_Instructions for the task:_ Show, in full, each line of the data that contains "date".

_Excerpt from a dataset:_
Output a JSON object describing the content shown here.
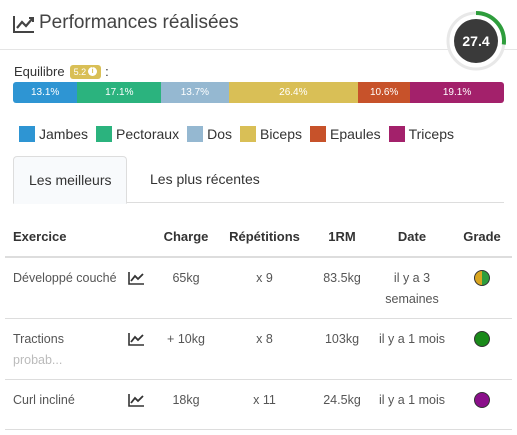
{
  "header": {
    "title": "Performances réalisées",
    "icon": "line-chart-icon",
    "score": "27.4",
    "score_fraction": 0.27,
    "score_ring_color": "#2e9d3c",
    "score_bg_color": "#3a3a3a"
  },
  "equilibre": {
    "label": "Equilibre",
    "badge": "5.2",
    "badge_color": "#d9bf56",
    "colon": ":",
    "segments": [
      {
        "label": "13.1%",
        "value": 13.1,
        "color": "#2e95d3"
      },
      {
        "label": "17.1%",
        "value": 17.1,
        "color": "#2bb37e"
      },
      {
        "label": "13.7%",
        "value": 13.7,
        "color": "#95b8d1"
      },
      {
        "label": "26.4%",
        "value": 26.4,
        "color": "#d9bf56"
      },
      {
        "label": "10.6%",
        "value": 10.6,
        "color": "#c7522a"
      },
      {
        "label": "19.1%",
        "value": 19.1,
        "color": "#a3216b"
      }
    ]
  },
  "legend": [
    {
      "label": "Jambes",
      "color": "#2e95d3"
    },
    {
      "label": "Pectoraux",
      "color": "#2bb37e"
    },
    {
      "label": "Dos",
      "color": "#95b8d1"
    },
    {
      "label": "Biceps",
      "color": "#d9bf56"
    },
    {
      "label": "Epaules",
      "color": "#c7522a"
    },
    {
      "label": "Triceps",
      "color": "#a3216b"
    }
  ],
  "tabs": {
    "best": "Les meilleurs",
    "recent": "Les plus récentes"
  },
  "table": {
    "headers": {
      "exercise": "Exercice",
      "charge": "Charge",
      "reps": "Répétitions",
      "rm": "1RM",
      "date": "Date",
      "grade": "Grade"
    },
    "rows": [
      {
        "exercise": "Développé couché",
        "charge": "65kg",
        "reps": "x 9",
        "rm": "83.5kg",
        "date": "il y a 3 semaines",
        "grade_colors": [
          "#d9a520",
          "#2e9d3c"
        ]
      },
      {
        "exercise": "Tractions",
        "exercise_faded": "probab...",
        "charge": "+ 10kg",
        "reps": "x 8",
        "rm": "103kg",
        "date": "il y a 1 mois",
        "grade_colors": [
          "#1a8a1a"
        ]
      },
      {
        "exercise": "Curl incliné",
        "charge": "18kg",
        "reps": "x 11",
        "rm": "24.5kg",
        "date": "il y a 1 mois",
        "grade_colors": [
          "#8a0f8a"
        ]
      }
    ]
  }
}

_Output:_
      "date": "Date",
        "date": "il y a 3 semaines",
        "date": "il y a 1 mois",
        "date": "il y a 1 mois",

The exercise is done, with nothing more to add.